[Rows from a figure dataset]

-----

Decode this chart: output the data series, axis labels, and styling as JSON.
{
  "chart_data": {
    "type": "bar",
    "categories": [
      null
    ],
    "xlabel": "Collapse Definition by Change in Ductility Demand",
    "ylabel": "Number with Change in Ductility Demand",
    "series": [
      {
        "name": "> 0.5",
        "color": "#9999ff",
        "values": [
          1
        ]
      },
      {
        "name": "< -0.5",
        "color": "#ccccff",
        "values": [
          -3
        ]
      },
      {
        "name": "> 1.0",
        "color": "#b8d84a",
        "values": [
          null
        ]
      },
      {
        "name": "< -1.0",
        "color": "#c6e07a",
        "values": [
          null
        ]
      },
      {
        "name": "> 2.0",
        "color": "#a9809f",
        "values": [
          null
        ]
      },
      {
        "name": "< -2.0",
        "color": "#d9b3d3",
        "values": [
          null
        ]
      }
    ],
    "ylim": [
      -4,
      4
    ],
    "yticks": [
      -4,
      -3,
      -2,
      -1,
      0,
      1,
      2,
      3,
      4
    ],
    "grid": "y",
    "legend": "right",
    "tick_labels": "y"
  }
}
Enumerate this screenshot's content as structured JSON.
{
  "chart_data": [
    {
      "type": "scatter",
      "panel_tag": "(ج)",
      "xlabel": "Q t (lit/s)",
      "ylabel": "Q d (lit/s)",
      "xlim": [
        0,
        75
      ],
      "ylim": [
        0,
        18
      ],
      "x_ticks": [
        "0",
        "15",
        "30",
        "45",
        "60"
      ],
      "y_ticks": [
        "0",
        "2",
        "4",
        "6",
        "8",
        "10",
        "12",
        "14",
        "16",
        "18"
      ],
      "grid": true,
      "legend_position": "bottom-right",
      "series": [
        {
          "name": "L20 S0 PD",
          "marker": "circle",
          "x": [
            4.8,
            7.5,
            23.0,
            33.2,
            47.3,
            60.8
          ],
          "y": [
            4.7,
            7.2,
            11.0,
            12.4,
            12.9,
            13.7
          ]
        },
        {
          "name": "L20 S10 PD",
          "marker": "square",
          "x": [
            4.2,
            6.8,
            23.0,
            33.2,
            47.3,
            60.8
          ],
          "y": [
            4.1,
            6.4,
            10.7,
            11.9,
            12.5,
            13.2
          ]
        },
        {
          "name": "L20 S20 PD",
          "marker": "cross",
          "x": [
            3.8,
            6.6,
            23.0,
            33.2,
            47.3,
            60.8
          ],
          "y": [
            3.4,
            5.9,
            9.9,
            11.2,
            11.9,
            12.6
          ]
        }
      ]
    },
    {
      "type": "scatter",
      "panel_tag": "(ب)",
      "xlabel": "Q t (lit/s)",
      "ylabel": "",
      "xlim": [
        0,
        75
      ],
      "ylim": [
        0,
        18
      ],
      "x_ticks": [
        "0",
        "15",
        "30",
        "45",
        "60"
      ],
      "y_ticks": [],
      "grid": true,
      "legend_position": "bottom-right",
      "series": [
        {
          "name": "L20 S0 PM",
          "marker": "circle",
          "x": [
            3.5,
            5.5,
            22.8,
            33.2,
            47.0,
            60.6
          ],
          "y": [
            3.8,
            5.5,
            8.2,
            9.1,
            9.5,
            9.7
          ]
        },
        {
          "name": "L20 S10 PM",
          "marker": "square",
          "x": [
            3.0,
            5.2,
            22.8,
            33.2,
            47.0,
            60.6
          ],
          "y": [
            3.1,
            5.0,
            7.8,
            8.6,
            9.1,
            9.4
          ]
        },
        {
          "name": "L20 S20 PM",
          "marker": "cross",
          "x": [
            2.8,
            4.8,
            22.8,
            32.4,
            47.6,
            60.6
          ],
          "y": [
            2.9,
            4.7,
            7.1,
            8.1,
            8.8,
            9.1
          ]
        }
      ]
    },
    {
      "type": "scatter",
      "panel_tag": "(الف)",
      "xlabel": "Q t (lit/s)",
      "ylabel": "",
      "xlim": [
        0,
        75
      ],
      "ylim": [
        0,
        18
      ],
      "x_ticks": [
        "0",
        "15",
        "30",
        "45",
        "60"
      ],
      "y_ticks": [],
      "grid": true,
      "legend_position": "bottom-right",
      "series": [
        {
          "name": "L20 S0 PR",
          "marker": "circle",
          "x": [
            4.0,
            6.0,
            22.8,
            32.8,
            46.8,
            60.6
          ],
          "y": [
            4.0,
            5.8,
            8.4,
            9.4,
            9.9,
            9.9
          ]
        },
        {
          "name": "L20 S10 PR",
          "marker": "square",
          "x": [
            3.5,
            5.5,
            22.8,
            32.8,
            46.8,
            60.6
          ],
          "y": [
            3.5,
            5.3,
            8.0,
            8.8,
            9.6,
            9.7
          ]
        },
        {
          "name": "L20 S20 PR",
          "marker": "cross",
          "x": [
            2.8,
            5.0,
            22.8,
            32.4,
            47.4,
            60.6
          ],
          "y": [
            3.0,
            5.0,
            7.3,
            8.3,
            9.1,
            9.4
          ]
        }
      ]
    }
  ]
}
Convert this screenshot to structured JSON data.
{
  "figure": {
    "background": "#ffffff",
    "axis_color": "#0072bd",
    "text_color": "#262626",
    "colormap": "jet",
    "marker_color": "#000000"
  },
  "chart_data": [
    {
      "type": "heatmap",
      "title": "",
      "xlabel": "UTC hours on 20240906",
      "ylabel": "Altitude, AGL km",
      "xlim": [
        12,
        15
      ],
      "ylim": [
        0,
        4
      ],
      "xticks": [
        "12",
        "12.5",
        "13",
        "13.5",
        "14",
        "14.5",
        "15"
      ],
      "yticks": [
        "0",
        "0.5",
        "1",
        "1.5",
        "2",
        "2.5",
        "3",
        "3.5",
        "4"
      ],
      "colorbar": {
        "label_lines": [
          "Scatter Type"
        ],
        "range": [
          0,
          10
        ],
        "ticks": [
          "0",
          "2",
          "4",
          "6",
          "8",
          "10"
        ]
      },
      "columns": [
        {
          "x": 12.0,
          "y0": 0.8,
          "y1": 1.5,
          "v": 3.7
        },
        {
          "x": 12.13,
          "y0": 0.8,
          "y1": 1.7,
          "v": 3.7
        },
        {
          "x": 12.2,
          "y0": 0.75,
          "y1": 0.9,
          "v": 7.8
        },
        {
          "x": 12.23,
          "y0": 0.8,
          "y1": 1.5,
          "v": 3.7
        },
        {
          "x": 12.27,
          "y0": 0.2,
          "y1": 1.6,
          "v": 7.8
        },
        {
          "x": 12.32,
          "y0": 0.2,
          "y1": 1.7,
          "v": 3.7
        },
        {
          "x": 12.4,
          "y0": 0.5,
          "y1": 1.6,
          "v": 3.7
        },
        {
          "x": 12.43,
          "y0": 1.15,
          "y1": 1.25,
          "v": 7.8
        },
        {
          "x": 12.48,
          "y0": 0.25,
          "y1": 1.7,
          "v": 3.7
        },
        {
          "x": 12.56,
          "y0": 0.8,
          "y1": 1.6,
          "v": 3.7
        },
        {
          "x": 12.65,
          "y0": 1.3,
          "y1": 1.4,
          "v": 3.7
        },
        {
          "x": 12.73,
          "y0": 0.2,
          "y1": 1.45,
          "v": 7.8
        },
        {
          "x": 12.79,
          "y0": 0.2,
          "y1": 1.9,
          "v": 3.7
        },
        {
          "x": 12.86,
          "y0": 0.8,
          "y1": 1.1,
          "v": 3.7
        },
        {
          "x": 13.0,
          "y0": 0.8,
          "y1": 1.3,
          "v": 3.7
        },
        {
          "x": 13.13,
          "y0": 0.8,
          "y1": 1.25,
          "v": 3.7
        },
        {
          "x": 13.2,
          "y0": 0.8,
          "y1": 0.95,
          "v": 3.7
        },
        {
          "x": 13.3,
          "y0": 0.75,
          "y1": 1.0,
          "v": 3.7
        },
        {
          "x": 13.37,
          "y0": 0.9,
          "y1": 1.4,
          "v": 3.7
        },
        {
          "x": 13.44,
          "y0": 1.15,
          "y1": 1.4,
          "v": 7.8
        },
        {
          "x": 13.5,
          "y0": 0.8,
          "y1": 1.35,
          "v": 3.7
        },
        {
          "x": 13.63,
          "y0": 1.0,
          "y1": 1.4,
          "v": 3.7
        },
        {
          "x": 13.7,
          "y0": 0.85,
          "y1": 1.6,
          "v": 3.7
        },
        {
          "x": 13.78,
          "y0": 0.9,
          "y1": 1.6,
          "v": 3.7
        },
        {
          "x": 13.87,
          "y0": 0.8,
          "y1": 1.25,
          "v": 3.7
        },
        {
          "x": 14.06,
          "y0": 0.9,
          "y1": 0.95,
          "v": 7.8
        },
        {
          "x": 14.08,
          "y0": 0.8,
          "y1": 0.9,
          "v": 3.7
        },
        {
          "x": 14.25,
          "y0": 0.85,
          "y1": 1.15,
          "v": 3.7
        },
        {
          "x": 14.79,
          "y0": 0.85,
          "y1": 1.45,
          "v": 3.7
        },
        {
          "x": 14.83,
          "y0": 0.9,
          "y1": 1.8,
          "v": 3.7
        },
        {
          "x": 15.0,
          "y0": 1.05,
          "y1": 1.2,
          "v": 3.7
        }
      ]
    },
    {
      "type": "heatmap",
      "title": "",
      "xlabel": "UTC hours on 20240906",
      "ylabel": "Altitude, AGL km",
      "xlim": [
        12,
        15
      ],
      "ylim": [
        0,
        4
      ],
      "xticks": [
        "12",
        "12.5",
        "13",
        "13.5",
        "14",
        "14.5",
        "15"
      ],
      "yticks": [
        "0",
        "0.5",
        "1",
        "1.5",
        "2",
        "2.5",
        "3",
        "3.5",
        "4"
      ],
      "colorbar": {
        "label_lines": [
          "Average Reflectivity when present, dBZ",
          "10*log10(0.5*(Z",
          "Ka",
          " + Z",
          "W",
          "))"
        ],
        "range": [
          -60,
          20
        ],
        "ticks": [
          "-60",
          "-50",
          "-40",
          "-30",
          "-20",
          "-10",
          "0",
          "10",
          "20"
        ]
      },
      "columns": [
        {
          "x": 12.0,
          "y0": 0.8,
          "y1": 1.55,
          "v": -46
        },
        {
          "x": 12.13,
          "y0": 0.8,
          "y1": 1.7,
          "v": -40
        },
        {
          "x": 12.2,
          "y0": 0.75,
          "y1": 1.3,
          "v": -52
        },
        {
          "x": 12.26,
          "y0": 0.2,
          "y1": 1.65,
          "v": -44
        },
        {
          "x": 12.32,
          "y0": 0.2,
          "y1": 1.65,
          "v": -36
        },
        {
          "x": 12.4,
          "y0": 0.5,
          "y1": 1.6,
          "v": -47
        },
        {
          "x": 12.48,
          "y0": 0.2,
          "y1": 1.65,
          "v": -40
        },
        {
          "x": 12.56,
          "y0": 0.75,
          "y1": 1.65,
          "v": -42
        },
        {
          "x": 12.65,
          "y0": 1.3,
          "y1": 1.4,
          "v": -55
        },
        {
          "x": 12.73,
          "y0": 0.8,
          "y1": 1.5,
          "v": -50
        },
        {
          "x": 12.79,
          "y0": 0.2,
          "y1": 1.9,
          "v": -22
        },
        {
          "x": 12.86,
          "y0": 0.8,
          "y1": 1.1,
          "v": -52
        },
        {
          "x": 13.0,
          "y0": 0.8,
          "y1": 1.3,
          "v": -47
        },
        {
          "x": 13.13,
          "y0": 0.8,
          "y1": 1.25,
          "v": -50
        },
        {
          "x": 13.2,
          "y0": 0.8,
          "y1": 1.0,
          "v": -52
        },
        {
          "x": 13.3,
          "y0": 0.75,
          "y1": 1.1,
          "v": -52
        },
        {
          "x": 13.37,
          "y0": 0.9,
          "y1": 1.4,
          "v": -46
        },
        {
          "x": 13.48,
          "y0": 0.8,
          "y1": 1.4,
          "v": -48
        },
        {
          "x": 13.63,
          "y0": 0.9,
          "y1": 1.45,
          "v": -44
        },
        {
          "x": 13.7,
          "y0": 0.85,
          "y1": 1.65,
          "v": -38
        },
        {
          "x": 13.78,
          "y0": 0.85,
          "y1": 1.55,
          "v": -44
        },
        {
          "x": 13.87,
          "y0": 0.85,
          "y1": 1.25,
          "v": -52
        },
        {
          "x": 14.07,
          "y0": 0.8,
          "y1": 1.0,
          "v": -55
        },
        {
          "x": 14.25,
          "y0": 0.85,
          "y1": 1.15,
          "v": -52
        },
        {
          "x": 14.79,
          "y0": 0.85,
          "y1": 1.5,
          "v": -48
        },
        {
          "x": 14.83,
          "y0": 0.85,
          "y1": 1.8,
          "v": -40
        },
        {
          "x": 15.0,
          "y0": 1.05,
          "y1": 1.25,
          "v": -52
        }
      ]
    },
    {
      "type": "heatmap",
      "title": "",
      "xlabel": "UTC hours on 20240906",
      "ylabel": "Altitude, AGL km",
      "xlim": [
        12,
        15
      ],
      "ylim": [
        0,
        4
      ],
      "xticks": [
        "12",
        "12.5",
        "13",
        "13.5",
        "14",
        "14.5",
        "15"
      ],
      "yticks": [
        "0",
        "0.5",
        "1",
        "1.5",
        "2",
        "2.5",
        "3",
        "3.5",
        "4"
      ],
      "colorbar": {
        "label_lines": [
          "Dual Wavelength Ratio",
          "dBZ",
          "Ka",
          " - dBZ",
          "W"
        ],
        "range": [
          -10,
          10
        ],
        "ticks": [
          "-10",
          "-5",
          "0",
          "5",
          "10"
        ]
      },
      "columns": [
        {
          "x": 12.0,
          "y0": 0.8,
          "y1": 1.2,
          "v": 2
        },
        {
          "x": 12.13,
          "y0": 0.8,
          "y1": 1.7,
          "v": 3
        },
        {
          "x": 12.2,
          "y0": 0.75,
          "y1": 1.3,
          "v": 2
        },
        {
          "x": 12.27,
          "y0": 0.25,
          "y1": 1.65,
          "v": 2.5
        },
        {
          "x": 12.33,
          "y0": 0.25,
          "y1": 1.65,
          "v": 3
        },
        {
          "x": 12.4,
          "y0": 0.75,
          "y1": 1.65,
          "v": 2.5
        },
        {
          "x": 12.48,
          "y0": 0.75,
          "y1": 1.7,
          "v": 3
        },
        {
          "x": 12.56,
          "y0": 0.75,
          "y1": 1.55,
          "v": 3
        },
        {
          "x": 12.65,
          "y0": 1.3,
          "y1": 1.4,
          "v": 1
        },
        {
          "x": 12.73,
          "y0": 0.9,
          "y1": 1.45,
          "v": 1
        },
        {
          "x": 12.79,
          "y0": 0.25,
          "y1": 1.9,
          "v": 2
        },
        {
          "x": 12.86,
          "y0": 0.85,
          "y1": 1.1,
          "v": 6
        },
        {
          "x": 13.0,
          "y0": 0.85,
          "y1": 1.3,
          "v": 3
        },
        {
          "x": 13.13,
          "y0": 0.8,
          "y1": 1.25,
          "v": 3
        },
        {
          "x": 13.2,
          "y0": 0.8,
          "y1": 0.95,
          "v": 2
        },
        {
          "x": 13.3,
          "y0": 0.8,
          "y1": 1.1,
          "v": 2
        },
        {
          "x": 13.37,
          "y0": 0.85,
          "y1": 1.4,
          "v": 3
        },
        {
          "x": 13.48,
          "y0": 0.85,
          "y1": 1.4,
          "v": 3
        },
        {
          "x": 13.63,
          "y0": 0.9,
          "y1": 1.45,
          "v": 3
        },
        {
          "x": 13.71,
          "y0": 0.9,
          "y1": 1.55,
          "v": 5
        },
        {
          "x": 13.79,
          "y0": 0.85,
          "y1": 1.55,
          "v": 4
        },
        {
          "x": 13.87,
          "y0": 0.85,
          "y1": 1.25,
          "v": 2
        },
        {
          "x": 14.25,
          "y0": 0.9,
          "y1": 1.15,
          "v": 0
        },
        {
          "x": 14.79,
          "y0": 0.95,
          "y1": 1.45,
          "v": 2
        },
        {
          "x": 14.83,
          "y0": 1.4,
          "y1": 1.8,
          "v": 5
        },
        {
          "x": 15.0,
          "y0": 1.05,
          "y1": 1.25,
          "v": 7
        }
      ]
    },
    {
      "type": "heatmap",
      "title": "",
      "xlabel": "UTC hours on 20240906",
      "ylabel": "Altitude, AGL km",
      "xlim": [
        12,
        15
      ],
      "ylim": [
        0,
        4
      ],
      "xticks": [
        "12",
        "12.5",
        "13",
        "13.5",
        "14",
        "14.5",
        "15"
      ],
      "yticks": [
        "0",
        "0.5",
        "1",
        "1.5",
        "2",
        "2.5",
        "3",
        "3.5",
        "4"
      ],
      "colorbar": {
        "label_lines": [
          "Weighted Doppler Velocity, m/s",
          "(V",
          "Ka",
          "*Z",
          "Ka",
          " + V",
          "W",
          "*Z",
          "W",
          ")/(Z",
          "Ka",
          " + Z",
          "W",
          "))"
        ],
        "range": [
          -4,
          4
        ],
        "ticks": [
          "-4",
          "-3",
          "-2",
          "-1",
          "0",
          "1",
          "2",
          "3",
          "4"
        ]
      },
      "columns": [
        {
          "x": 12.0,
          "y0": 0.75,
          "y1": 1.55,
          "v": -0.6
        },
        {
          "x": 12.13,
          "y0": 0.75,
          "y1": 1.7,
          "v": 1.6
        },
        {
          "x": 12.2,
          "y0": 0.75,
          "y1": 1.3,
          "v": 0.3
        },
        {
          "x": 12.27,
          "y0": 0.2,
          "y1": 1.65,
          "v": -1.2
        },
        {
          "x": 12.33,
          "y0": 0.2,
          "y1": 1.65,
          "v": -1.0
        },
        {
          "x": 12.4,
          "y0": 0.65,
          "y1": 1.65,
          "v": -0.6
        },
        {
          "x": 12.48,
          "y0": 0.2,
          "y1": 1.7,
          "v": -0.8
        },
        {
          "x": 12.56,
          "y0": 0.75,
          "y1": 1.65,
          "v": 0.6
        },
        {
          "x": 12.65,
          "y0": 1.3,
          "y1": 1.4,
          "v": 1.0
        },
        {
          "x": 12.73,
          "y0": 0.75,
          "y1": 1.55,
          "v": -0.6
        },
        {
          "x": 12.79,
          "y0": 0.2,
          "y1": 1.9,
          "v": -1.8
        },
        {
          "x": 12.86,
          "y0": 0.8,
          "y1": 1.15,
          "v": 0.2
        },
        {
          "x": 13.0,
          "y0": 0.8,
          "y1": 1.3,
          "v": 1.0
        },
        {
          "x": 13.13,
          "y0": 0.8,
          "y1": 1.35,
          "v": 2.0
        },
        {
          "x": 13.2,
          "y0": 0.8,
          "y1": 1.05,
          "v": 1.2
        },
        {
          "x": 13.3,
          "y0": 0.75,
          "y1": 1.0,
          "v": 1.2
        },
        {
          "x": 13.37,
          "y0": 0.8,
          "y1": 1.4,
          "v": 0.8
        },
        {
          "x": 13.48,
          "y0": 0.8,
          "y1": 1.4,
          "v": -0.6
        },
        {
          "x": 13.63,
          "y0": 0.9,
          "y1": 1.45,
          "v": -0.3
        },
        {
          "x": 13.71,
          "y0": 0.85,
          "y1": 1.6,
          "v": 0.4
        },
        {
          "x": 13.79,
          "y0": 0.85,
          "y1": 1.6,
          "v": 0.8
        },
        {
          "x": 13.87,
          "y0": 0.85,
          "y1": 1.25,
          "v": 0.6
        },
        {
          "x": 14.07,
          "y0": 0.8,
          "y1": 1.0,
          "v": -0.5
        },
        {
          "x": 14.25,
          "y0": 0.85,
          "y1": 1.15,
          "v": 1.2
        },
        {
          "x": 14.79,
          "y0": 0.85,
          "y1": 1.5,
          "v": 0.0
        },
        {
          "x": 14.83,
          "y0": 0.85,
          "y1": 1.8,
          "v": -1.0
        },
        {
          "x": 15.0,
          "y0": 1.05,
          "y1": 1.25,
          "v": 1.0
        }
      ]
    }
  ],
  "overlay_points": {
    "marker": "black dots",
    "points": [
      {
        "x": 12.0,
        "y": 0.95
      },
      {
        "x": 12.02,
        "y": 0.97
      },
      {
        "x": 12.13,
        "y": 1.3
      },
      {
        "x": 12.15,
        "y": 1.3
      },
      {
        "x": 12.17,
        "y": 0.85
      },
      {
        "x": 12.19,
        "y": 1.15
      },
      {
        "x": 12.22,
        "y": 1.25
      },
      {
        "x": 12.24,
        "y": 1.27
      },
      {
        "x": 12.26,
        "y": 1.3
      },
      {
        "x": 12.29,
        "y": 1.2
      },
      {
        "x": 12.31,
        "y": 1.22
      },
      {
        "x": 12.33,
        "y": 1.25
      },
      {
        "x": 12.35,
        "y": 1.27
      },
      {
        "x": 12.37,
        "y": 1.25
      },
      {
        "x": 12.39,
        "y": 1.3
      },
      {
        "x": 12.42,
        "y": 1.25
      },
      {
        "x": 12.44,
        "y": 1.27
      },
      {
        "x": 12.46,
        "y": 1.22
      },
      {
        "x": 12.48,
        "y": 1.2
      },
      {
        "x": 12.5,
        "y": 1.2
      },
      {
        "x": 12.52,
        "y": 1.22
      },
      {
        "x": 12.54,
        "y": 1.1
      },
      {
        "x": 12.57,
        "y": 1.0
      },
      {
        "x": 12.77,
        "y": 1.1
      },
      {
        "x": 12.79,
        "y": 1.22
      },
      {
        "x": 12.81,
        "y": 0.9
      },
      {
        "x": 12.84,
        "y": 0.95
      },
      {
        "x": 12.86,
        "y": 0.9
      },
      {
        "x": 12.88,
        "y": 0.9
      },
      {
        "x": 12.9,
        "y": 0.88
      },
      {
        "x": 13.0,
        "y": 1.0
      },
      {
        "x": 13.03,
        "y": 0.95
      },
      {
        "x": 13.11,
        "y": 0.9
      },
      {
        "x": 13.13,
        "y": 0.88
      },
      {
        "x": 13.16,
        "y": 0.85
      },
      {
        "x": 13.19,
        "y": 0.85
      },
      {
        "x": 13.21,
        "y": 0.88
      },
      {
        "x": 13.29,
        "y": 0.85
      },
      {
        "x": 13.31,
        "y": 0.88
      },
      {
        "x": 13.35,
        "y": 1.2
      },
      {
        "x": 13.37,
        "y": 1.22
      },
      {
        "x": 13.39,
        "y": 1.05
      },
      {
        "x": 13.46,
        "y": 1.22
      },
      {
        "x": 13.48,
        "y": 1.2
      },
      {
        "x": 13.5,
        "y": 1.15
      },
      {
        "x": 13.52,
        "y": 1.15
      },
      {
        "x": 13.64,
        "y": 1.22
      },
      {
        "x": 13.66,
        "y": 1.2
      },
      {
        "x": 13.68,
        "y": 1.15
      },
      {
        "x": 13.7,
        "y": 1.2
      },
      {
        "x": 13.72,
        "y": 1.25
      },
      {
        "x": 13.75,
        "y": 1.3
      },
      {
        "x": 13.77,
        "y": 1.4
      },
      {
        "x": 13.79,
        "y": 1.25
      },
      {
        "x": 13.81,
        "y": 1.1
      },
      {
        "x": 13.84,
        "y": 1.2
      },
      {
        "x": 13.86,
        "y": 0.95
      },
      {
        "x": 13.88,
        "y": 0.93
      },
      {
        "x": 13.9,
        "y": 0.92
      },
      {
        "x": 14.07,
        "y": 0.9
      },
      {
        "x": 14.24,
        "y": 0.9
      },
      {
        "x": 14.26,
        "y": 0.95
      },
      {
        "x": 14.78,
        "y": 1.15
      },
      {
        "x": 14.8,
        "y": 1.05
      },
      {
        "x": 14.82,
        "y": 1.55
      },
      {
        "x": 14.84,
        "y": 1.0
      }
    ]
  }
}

-----

▸ WRITTEN TASK
Scan the lines for the string "structured". Copy out each line that matches.

▸ TASK ANSWER
Enumerate this screenshot's content as structured JSON.
Convert this screenshot to structured JSON data.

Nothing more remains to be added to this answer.